* The request *
Below are entries; tally how many lines hold the string "backward" and answer with only that figure.
[start Material for this exercise]
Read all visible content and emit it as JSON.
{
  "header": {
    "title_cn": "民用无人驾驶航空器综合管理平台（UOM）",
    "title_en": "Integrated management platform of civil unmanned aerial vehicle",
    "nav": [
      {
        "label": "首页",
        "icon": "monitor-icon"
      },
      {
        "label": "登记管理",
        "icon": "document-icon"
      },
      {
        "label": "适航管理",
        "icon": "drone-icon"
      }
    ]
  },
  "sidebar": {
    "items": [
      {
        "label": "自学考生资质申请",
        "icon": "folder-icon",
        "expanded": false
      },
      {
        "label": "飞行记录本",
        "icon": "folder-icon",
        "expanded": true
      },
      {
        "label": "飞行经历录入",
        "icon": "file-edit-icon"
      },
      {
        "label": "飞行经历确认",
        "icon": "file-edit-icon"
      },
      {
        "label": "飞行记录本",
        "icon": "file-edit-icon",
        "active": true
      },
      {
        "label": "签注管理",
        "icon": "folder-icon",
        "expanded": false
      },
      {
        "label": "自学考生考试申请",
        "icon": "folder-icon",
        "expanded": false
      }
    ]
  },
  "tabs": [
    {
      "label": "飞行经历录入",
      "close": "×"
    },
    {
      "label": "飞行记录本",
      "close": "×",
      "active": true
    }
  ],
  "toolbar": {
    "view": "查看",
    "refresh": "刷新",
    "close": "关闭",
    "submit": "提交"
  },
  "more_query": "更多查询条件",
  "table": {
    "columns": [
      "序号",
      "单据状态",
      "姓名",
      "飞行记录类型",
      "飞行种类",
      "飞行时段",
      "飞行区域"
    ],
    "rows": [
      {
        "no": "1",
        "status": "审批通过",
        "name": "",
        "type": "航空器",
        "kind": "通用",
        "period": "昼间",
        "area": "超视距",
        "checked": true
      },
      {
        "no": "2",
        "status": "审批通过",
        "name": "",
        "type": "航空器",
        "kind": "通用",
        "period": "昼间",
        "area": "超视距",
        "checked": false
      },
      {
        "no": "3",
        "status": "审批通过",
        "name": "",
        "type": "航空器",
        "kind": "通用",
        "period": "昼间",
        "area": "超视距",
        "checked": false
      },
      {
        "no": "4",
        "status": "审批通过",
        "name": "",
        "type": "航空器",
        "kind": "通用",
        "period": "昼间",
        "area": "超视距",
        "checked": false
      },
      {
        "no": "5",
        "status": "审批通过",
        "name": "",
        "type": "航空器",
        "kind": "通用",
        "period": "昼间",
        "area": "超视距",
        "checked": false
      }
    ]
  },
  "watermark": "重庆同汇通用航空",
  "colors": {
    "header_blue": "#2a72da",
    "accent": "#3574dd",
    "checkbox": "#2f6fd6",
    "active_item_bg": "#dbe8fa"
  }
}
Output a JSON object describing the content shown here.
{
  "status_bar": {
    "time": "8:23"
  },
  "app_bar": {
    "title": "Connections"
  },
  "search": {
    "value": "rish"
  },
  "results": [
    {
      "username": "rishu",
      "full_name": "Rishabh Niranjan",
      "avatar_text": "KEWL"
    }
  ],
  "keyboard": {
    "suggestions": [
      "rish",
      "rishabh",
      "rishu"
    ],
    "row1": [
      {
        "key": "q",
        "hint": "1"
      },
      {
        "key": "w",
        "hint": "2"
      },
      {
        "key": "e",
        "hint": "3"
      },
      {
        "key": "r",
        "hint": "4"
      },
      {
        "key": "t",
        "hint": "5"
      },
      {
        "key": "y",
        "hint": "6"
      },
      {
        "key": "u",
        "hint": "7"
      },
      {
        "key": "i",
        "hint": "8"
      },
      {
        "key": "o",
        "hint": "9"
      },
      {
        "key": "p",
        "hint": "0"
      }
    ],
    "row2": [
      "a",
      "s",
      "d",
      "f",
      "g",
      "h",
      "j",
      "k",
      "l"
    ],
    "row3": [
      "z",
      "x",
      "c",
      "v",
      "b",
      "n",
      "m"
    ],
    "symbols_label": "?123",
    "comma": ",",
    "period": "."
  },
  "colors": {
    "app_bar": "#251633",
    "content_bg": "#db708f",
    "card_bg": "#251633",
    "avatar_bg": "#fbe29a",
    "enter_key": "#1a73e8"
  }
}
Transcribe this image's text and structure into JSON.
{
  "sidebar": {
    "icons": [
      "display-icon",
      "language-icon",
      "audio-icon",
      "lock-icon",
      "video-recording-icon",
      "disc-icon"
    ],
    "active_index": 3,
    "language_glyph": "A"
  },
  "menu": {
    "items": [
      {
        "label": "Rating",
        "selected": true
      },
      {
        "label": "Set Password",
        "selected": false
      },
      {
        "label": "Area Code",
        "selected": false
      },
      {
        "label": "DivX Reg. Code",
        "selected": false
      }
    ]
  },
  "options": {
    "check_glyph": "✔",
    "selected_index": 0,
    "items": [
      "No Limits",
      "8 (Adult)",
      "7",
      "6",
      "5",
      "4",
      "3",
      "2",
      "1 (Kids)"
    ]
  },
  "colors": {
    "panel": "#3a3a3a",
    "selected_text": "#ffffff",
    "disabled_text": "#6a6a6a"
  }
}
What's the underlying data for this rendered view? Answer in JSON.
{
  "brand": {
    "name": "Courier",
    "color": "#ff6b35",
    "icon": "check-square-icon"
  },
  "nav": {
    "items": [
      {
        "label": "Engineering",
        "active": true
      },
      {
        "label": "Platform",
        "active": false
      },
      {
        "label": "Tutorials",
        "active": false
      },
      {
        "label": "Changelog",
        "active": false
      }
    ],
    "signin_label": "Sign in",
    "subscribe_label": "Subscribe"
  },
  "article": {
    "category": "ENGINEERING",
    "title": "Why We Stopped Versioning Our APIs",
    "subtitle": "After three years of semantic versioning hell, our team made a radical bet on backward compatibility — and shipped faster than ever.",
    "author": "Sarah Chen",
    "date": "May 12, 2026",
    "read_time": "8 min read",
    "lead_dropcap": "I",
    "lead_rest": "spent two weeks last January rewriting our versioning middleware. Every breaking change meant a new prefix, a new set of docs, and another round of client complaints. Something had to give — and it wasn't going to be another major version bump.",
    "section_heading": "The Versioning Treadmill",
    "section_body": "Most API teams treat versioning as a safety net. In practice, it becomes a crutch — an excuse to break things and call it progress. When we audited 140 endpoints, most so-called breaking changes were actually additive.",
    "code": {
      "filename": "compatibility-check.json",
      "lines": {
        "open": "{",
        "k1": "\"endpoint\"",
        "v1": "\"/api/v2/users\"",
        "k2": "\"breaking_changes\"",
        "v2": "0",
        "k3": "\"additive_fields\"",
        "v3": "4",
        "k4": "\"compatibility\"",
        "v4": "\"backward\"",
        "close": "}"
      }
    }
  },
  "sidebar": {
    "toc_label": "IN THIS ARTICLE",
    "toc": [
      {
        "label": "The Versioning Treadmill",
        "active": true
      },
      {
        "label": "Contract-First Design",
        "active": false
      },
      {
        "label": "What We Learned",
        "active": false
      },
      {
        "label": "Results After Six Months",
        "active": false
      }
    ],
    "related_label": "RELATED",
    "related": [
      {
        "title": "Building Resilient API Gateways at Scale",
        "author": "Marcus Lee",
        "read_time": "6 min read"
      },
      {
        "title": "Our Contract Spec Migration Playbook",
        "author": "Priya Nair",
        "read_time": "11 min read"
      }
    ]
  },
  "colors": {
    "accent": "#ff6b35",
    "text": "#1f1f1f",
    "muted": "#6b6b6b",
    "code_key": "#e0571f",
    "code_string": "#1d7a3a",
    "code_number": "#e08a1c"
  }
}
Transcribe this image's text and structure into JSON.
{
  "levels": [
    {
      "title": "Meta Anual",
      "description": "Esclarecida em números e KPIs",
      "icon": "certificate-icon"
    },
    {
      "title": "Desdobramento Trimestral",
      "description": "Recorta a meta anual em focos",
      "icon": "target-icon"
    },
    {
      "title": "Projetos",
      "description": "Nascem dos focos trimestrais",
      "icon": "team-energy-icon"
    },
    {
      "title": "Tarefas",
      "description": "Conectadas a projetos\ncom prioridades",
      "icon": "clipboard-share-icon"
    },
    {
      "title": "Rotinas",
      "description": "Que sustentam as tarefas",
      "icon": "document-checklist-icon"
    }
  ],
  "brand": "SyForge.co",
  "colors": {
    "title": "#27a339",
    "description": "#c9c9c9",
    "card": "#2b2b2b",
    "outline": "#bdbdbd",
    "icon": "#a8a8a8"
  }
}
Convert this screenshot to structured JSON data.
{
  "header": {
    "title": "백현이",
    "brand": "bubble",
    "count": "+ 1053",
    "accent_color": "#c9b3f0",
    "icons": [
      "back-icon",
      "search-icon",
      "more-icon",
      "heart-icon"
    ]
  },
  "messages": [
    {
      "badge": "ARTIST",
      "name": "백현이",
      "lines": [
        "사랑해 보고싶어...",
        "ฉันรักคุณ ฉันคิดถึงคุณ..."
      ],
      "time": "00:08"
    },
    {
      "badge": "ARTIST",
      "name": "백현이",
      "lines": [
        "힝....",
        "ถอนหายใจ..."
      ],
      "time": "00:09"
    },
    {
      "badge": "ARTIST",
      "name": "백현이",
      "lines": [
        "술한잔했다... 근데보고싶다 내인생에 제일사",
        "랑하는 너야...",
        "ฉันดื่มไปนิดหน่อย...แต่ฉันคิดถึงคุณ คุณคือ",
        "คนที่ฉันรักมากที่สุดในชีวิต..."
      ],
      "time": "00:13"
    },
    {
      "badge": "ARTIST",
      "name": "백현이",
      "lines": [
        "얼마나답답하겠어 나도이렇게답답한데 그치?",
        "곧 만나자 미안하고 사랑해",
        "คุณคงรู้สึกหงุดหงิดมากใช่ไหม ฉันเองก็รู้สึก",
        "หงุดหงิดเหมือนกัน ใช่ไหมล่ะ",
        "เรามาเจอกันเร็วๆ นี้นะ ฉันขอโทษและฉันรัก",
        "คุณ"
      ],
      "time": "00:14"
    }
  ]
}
[end Material for this exercise]
* Output *
2